- _DATASET_:
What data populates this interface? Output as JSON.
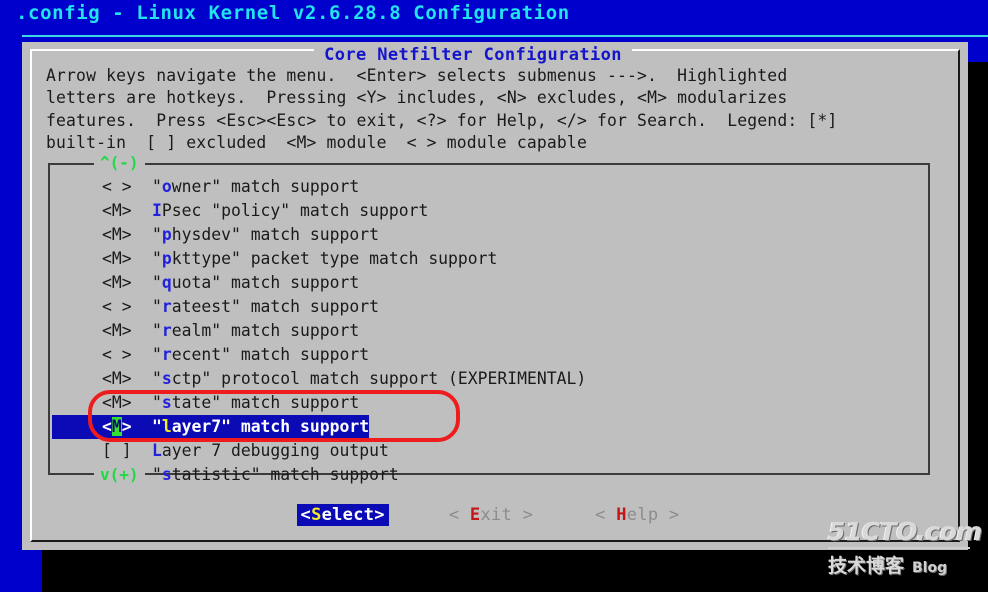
{
  "window": {
    "title": ".config - Linux Kernel v2.6.28.8 Configuration",
    "background_color": "#0000cc",
    "title_color": "#22e3f0"
  },
  "dialog": {
    "heading": "Core Netfilter Configuration",
    "heading_color": "#1414cc",
    "background_color": "#bfbfbf",
    "help_text": "Arrow keys navigate the menu.  <Enter> selects submenus --->.  Highlighted\nletters are hotkeys.  Pressing <Y> includes, <N> excludes, <M> modularizes\nfeatures.  Press <Esc><Esc> to exit, <?> for Help, </> for Search.  Legend: [*]\nbuilt-in  [ ] excluded  <M> module  < > module capable"
  },
  "list": {
    "scroll_up_marker": "^(-)",
    "scroll_down_marker": "v(+)",
    "scroll_marker_color": "#22d845",
    "selected_index": 10,
    "items": [
      {
        "tag": "< >",
        "hot": "o",
        "pre": "\"",
        "post": "wner\" match support"
      },
      {
        "tag": "<M>",
        "hot": "I",
        "pre": "",
        "post": "Psec \"policy\" match support"
      },
      {
        "tag": "<M>",
        "hot": "p",
        "pre": "\"",
        "post": "hysdev\" match support"
      },
      {
        "tag": "<M>",
        "hot": "p",
        "pre": "\"",
        "post": "kttype\" packet type match support"
      },
      {
        "tag": "<M>",
        "hot": "q",
        "pre": "\"",
        "post": "uota\" match support"
      },
      {
        "tag": "< >",
        "hot": "r",
        "pre": "\"",
        "post": "ateest\" match support"
      },
      {
        "tag": "<M>",
        "hot": "r",
        "pre": "\"",
        "post": "ealm\" match support"
      },
      {
        "tag": "< >",
        "hot": "r",
        "pre": "\"",
        "post": "ecent\" match support"
      },
      {
        "tag": "<M>",
        "hot": "s",
        "pre": "\"",
        "post": "ctp\" protocol match support (EXPERIMENTAL)"
      },
      {
        "tag": "<M>",
        "hot": "s",
        "pre": "\"",
        "post": "tate\" match support"
      },
      {
        "tag": "<M>",
        "hot": "l",
        "pre": "\"",
        "post": "ayer7\" match support",
        "selected": true,
        "cursor_char": "M"
      },
      {
        "tag": "[ ]",
        "hot": "L",
        "pre": "",
        "post": "ayer 7 debugging output"
      },
      {
        "tag": "<M>",
        "hot": "s",
        "pre": "\"",
        "post": "tatistic\" match support"
      }
    ]
  },
  "buttons": [
    {
      "name": "select",
      "left": "<",
      "hot": "S",
      "rest": "elect",
      "right": ">",
      "active": true
    },
    {
      "name": "exit",
      "left": "< ",
      "hot": "E",
      "rest": "xit",
      "right": " >",
      "active": false
    },
    {
      "name": "help",
      "left": "< ",
      "hot": "H",
      "rest": "elp",
      "right": " >",
      "active": false
    }
  ],
  "annotation": {
    "shape": "rounded-rectangle",
    "color": "#ee1c1c",
    "targets": [
      "\"layer7\" match support",
      "Layer 7 debugging output"
    ]
  },
  "watermark": {
    "top": "51CTO.com",
    "bottom_cn": "技术博客",
    "bottom_en": "Blog"
  }
}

- _EXERCISE PROMPT_: Each entry above is to be written out again unchanged, apart from the pictures, which are left out.

- _ANSWER TO THIS EXERCISE_:
What data populates this interface? Output as JSON.
{
  "window": {
    "title": ".config - Linux Kernel v2.6.28.8 Configuration",
    "background_color": "#0000cc",
    "title_color": "#22e3f0"
  },
  "dialog": {
    "heading": "Core Netfilter Configuration",
    "heading_color": "#1414cc",
    "background_color": "#bfbfbf",
    "help_text": "Arrow keys navigate the menu.  <Enter> selects submenus --->.  Highlighted\nletters are hotkeys.  Pressing <Y> includes, <N> excludes, <M> modularizes\nfeatures.  Press <Esc><Esc> to exit, <?> for Help, </> for Search.  Legend: [*]\nbuilt-in  [ ] excluded  <M> module  < > module capable"
  },
  "list": {
    "scroll_up_marker": "^(-)",
    "scroll_down_marker": "v(+)",
    "scroll_marker_color": "#22d845",
    "selected_index": 10,
    "items": [
      {
        "tag": "< >",
        "hot": "o",
        "pre": "\"",
        "post": "wner\" match support"
      },
      {
        "tag": "<M>",
        "hot": "I",
        "pre": "",
        "post": "Psec \"policy\" match support"
      },
      {
        "tag": "<M>",
        "hot": "p",
        "pre": "\"",
        "post": "hysdev\" match support"
      },
      {
        "tag": "<M>",
        "hot": "p",
        "pre": "\"",
        "post": "kttype\" packet type match support"
      },
      {
        "tag": "<M>",
        "hot": "q",
        "pre": "\"",
        "post": "uota\" match support"
      },
      {
        "tag": "< >",
        "hot": "r",
        "pre": "\"",
        "post": "ateest\" match support"
      },
      {
        "tag": "<M>",
        "hot": "r",
        "pre": "\"",
        "post": "ealm\" match support"
      },
      {
        "tag": "< >",
        "hot": "r",
        "pre": "\"",
        "post": "ecent\" match support"
      },
      {
        "tag": "<M>",
        "hot": "s",
        "pre": "\"",
        "post": "ctp\" protocol match support (EXPERIMENTAL)"
      },
      {
        "tag": "<M>",
        "hot": "s",
        "pre": "\"",
        "post": "tate\" match support"
      },
      {
        "tag": "<M>",
        "hot": "l",
        "pre": "\"",
        "post": "ayer7\" match support",
        "selected": true,
        "cursor_char": "M"
      },
      {
        "tag": "[ ]",
        "hot": "L",
        "pre": "",
        "post": "ayer 7 debugging output"
      },
      {
        "tag": "<M>",
        "hot": "s",
        "pre": "\"",
        "post": "tatistic\" match support"
      }
    ]
  },
  "buttons": [
    {
      "name": "select",
      "left": "<",
      "hot": "S",
      "rest": "elect",
      "right": ">",
      "active": true
    },
    {
      "name": "exit",
      "left": "< ",
      "hot": "E",
      "rest": "xit",
      "right": " >",
      "active": false
    },
    {
      "name": "help",
      "left": "< ",
      "hot": "H",
      "rest": "elp",
      "right": " >",
      "active": false
    }
  ],
  "annotation": {
    "shape": "rounded-rectangle",
    "color": "#ee1c1c",
    "targets": [
      "\"layer7\" match support",
      "Layer 7 debugging output"
    ]
  },
  "watermark": {
    "top": "51CTO.com",
    "bottom_cn": "技术博客",
    "bottom_en": "Blog"
  }
}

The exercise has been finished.